> [Set task] Extract the records below word for word and ignore the images.

> [Provided entries]
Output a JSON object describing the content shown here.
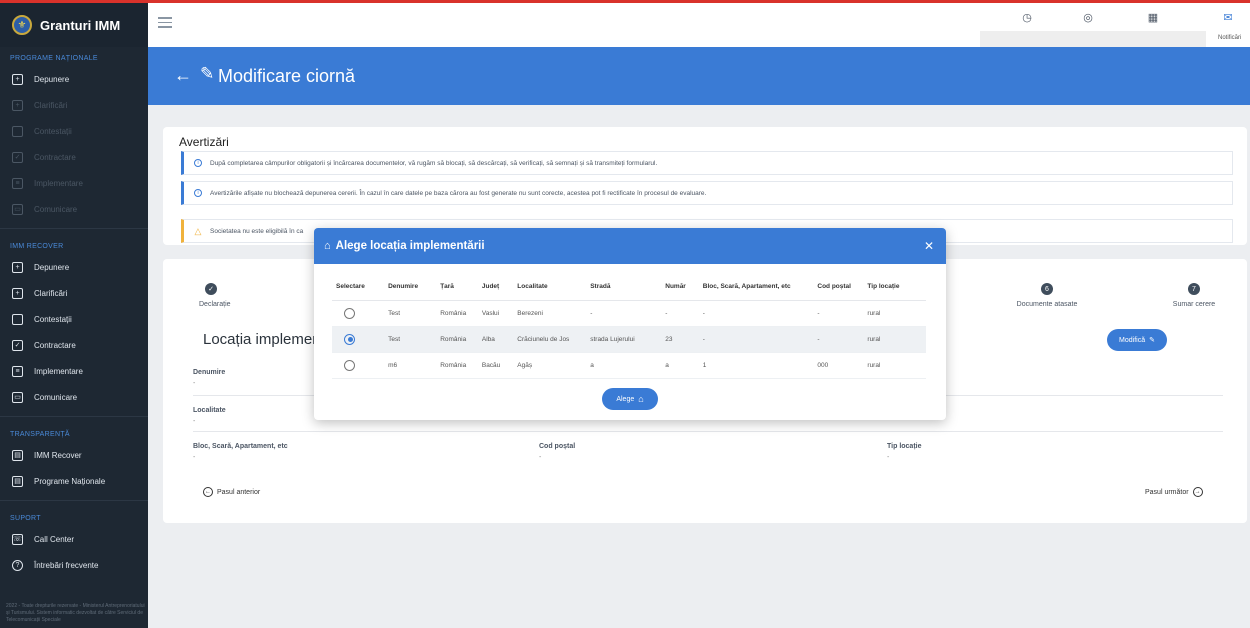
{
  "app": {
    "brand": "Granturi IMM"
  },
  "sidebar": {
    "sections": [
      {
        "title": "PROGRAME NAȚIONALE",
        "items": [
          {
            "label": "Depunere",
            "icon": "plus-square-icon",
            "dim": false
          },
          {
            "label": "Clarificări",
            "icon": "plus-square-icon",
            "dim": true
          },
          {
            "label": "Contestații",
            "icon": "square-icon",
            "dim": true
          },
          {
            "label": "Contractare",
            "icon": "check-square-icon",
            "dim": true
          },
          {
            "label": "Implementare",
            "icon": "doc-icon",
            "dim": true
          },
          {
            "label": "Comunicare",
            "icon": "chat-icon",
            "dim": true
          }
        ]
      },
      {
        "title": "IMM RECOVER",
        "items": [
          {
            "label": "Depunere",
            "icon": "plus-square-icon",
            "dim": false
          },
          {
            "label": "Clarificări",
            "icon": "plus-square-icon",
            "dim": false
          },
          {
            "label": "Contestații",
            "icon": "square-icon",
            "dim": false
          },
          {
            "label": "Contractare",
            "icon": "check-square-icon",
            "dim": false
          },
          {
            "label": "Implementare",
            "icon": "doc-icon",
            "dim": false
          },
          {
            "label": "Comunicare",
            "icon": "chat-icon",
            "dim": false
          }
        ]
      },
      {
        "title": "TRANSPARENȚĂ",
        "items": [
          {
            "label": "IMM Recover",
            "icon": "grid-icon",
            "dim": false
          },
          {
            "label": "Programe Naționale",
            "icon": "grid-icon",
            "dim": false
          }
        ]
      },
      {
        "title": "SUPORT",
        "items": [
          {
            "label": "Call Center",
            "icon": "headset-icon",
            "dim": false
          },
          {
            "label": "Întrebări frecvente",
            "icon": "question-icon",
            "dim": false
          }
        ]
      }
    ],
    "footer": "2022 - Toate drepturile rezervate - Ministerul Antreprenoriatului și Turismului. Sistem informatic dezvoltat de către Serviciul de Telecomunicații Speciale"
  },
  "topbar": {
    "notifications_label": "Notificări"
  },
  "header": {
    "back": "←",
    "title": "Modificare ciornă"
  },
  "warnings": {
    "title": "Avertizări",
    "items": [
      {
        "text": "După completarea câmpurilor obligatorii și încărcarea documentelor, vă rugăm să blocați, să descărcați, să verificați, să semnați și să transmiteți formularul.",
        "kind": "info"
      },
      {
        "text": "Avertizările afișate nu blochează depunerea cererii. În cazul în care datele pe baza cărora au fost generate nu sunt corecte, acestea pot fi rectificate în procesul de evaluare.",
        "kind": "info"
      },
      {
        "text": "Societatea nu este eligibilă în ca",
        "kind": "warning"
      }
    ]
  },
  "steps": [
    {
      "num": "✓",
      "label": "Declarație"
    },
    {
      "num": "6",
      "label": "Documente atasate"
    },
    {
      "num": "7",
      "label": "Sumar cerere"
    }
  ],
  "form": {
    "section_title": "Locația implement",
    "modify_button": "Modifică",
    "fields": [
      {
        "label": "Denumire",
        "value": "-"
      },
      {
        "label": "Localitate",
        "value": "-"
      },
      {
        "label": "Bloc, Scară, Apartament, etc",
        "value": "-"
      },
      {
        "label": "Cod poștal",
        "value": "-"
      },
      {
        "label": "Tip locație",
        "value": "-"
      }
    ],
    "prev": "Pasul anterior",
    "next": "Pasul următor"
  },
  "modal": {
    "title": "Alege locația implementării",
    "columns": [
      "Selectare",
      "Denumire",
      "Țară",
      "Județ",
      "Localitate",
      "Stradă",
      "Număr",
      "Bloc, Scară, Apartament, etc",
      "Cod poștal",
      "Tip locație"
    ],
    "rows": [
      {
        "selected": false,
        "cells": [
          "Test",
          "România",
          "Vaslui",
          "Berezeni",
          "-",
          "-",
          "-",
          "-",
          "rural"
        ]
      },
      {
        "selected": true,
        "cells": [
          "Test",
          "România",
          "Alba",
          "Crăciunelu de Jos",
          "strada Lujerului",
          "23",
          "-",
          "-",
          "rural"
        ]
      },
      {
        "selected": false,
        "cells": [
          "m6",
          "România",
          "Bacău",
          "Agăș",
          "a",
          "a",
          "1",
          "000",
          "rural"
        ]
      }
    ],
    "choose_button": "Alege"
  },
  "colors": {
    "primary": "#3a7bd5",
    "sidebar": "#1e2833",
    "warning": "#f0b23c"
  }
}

> [Task output]
Output a JSON object describing the content shown here.
{
  "app": {
    "brand": "Granturi IMM"
  },
  "sidebar": {
    "sections": [
      {
        "title": "PROGRAME NAȚIONALE",
        "items": [
          {
            "label": "Depunere",
            "icon": "plus-square-icon",
            "dim": false
          },
          {
            "label": "Clarificări",
            "icon": "plus-square-icon",
            "dim": true
          },
          {
            "label": "Contestații",
            "icon": "square-icon",
            "dim": true
          },
          {
            "label": "Contractare",
            "icon": "check-square-icon",
            "dim": true
          },
          {
            "label": "Implementare",
            "icon": "doc-icon",
            "dim": true
          },
          {
            "label": "Comunicare",
            "icon": "chat-icon",
            "dim": true
          }
        ]
      },
      {
        "title": "IMM RECOVER",
        "items": [
          {
            "label": "Depunere",
            "icon": "plus-square-icon",
            "dim": false
          },
          {
            "label": "Clarificări",
            "icon": "plus-square-icon",
            "dim": false
          },
          {
            "label": "Contestații",
            "icon": "square-icon",
            "dim": false
          },
          {
            "label": "Contractare",
            "icon": "check-square-icon",
            "dim": false
          },
          {
            "label": "Implementare",
            "icon": "doc-icon",
            "dim": false
          },
          {
            "label": "Comunicare",
            "icon": "chat-icon",
            "dim": false
          }
        ]
      },
      {
        "title": "TRANSPARENȚĂ",
        "items": [
          {
            "label": "IMM Recover",
            "icon": "grid-icon",
            "dim": false
          },
          {
            "label": "Programe Naționale",
            "icon": "grid-icon",
            "dim": false
          }
        ]
      },
      {
        "title": "SUPORT",
        "items": [
          {
            "label": "Call Center",
            "icon": "headset-icon",
            "dim": false
          },
          {
            "label": "Întrebări frecvente",
            "icon": "question-icon",
            "dim": false
          }
        ]
      }
    ],
    "footer": "2022 - Toate drepturile rezervate - Ministerul Antreprenoriatului și Turismului. Sistem informatic dezvoltat de către Serviciul de Telecomunicații Speciale"
  },
  "topbar": {
    "notifications_label": "Notificări"
  },
  "header": {
    "back": "←",
    "title": "Modificare ciornă"
  },
  "warnings": {
    "title": "Avertizări",
    "items": [
      {
        "text": "După completarea câmpurilor obligatorii și încărcarea documentelor, vă rugăm să blocați, să descărcați, să verificați, să semnați și să transmiteți formularul.",
        "kind": "info"
      },
      {
        "text": "Avertizările afișate nu blochează depunerea cererii. În cazul în care datele pe baza cărora au fost generate nu sunt corecte, acestea pot fi rectificate în procesul de evaluare.",
        "kind": "info"
      },
      {
        "text": "Societatea nu este eligibilă în ca",
        "kind": "warning"
      }
    ]
  },
  "steps": [
    {
      "num": "✓",
      "label": "Declarație"
    },
    {
      "num": "6",
      "label": "Documente atasate"
    },
    {
      "num": "7",
      "label": "Sumar cerere"
    }
  ],
  "form": {
    "section_title": "Locația implement",
    "modify_button": "Modifică",
    "fields": [
      {
        "label": "Denumire",
        "value": "-"
      },
      {
        "label": "Localitate",
        "value": "-"
      },
      {
        "label": "Bloc, Scară, Apartament, etc",
        "value": "-"
      },
      {
        "label": "Cod poștal",
        "value": "-"
      },
      {
        "label": "Tip locație",
        "value": "-"
      }
    ],
    "prev": "Pasul anterior",
    "next": "Pasul următor"
  },
  "modal": {
    "title": "Alege locația implementării",
    "columns": [
      "Selectare",
      "Denumire",
      "Țară",
      "Județ",
      "Localitate",
      "Stradă",
      "Număr",
      "Bloc, Scară, Apartament, etc",
      "Cod poștal",
      "Tip locație"
    ],
    "rows": [
      {
        "selected": false,
        "cells": [
          "Test",
          "România",
          "Vaslui",
          "Berezeni",
          "-",
          "-",
          "-",
          "-",
          "rural"
        ]
      },
      {
        "selected": true,
        "cells": [
          "Test",
          "România",
          "Alba",
          "Crăciunelu de Jos",
          "strada Lujerului",
          "23",
          "-",
          "-",
          "rural"
        ]
      },
      {
        "selected": false,
        "cells": [
          "m6",
          "România",
          "Bacău",
          "Agăș",
          "a",
          "a",
          "1",
          "000",
          "rural"
        ]
      }
    ],
    "choose_button": "Alege"
  },
  "colors": {
    "primary": "#3a7bd5",
    "sidebar": "#1e2833",
    "warning": "#f0b23c"
  }
}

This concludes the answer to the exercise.